**WHAT THE TASK REQUIRES**
Copy out every record below, word for word.

**Records contained in a dataset**
..............................
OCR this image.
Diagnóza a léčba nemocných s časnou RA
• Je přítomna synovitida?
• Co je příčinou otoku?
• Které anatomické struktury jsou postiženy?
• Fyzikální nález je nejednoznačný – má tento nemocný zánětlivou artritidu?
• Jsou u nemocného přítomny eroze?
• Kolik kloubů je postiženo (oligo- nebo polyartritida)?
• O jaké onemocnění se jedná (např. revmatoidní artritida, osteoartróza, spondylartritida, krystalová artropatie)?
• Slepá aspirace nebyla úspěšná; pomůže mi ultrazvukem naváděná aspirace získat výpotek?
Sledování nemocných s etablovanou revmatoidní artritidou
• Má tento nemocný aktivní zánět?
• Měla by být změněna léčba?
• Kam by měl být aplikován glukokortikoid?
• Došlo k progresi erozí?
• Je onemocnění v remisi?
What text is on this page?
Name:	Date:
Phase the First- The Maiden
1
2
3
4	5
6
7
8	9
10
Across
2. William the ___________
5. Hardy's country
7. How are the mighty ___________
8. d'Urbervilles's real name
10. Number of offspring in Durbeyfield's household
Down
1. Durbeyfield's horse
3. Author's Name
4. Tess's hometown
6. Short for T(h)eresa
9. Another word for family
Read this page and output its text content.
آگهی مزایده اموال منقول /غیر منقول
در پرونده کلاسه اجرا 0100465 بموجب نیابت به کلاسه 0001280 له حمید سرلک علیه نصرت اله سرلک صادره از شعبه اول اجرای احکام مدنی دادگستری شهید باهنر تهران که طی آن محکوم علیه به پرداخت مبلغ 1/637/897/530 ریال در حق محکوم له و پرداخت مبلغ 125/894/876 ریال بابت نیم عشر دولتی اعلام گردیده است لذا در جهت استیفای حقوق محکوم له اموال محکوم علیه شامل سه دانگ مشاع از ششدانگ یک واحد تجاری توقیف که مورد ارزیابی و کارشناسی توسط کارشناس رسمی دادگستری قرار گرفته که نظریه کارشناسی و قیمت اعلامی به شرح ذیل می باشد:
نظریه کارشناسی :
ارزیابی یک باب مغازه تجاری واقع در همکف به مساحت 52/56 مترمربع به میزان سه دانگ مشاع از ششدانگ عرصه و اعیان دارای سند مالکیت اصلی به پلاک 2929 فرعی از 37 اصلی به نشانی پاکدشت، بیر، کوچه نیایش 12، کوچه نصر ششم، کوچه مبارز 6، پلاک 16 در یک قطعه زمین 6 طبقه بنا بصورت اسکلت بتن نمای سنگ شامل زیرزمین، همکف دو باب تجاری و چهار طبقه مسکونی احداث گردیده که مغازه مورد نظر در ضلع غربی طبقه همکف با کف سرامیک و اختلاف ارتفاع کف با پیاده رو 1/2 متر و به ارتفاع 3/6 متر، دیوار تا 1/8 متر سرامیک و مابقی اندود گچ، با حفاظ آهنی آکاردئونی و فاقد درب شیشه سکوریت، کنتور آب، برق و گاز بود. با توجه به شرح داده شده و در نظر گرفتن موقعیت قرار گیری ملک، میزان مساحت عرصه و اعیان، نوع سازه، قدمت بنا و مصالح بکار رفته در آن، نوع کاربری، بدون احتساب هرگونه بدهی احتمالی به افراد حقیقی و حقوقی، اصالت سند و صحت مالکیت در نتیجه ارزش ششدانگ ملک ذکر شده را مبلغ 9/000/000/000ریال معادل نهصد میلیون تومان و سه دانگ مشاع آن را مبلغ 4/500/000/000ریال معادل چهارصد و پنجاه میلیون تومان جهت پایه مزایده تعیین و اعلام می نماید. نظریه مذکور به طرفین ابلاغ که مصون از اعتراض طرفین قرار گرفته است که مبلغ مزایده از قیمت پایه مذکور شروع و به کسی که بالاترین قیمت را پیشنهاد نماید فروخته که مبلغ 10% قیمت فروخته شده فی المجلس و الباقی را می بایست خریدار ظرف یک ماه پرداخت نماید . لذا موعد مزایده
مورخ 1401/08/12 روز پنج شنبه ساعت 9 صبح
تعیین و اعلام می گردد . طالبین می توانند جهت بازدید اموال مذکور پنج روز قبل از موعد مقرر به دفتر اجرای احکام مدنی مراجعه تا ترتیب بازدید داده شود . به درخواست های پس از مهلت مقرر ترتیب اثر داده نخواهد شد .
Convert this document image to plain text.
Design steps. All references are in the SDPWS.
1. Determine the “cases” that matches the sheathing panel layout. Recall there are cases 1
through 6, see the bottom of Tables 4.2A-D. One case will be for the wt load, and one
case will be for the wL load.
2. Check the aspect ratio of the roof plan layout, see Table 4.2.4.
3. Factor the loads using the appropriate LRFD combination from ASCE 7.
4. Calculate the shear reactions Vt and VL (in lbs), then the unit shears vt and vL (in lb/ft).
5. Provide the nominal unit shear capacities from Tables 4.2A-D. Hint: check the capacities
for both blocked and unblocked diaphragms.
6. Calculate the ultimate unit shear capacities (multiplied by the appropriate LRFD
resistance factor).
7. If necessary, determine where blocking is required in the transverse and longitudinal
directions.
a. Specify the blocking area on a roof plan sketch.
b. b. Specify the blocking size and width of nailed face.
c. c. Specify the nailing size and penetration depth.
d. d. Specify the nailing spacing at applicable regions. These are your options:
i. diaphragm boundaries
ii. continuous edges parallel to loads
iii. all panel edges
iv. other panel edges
..............................
**OUTPUT BELOW**
OCR this image.
Diagnóza a léčba nemocných s časnou RA
• Je přítomna synovitida?
• Co je příčinou otoku?
• Které anatomické struktury jsou postiženy?
• Fyzikální nález je nejednoznačný – má tento nemocný zánětlivou artritidu?
• Jsou u nemocného přítomny eroze?
• Kolik kloubů je postiženo (oligo- nebo polyartritida)?
• O jaké onemocnění se jedná (např. revmatoidní artritida, osteoartróza, spondylartritida, krystalová artropatie)?
• Slepá aspirace nebyla úspěšná; pomůže mi ultrazvukem naváděná aspirace získat výpotek?
Sledování nemocných s etablovanou revmatoidní artritidou
• Má tento nemocný aktivní zánět?
• Měla by být změněna léčba?
• Kam by měl být aplikován glukokortikoid?
• Došlo k progresi erozí?
• Je onemocnění v remisi?
What text is on this page?
Name:	Date:
Phase the First- The Maiden
1
2
3
4	5
6
7
8	9
10
Across
2. William the ___________
5. Hardy's country
7. How are the mighty ___________
8. d'Urbervilles's real name
10. Number of offspring in Durbeyfield's household
Down
1. Durbeyfield's horse
3. Author's Name
4. Tess's hometown
6. Short for T(h)eresa
9. Another word for family
Read this page and output its text content.
آگهی مزایده اموال منقول /غیر منقول
در پرونده کلاسه اجرا 0100465 بموجب نیابت به کلاسه 0001280 له حمید سرلک علیه نصرت اله سرلک صادره از شعبه اول اجرای احکام مدنی دادگستری شهید باهنر تهران که طی آن محکوم علیه به پرداخت مبلغ 1/637/897/530 ریال در حق محکوم له و پرداخت مبلغ 125/894/876 ریال بابت نیم عشر دولتی اعلام گردیده است لذا در جهت استیفای حقوق محکوم له اموال محکوم علیه شامل سه دانگ مشاع از ششدانگ یک واحد تجاری توقیف که مورد ارزیابی و کارشناسی توسط کارشناس رسمی دادگستری قرار گرفته که نظریه کارشناسی و قیمت اعلامی به شرح ذیل می باشد:
نظریه کارشناسی :
ارزیابی یک باب مغازه تجاری واقع در همکف به مساحت 52/56 مترمربع به میزان سه دانگ مشاع از ششدانگ عرصه و اعیان دارای سند مالکیت اصلی به پلاک 2929 فرعی از 37 اصلی به نشانی پاکدشت، بیر، کوچه نیایش 12، کوچه نصر ششم، کوچه مبارز 6، پلاک 16 در یک قطعه زمین 6 طبقه بنا بصورت اسکلت بتن نمای سنگ شامل زیرزمین، همکف دو باب تجاری و چهار طبقه مسکونی احداث گردیده که مغازه مورد نظر در ضلع غربی طبقه همکف با کف سرامیک و اختلاف ارتفاع کف با پیاده رو 1/2 متر و به ارتفاع 3/6 متر، دیوار تا 1/8 متر سرامیک و مابقی اندود گچ، با حفاظ آهنی آکاردئونی و فاقد درب شیشه سکوریت، کنتور آب، برق و گاز بود. با توجه به شرح داده شده و در نظر گرفتن موقعیت قرار گیری ملک، میزان مساحت عرصه و اعیان، نوع سازه، قدمت بنا و مصالح بکار رفته در آن، نوع کاربری، بدون احتساب هرگونه بدهی احتمالی به افراد حقیقی و حقوقی، اصالت سند و صحت مالکیت در نتیجه ارزش ششدانگ ملک ذکر شده را مبلغ 9/000/000/000ریال معادل نهصد میلیون تومان و سه دانگ مشاع آن را مبلغ 4/500/000/000ریال معادل چهارصد و پنجاه میلیون تومان جهت پایه مزایده تعیین و اعلام می نماید. نظریه مذکور به طرفین ابلاغ که مصون از اعتراض طرفین قرار گرفته است که مبلغ مزایده از قیمت پایه مذکور شروع و به کسی که بالاترین قیمت را پیشنهاد نماید فروخته که مبلغ 10% قیمت فروخته شده فی المجلس و الباقی را می بایست خریدار ظرف یک ماه پرداخت نماید . لذا موعد مزایده
مورخ 1401/08/12 روز پنج شنبه ساعت 9 صبح
تعیین و اعلام می گردد . طالبین می توانند جهت بازدید اموال مذکور پنج روز قبل از موعد مقرر به دفتر اجرای احکام مدنی مراجعه تا ترتیب بازدید داده شود . به درخواست های پس از مهلت مقرر ترتیب اثر داده نخواهد شد .
Convert this document image to plain text.
Design steps. All references are in the SDPWS.
1. Determine the “cases” that matches the sheathing panel layout. Recall there are cases 1
through 6, see the bottom of Tables 4.2A-D. One case will be for the wt load, and one
case will be for the wL load.
2. Check the aspect ratio of the roof plan layout, see Table 4.2.4.
3. Factor the loads using the appropriate LRFD combination from ASCE 7.
4. Calculate the shear reactions Vt and VL (in lbs), then the unit shears vt and vL (in lb/ft).
5. Provide the nominal unit shear capacities from Tables 4.2A-D. Hint: check the capacities
for both blocked and unblocked diaphragms.
6. Calculate the ultimate unit shear capacities (multiplied by the appropriate LRFD
resistance factor).
7. If necessary, determine where blocking is required in the transverse and longitudinal
directions.
a. Specify the blocking area on a roof plan sketch.
b. b. Specify the blocking size and width of nailed face.
c. c. Specify the nailing size and penetration depth.
d. d. Specify the nailing spacing at applicable regions. These are your options:
i. diaphragm boundaries
ii. continuous edges parallel to loads
iii. all panel edges
iv. other panel edges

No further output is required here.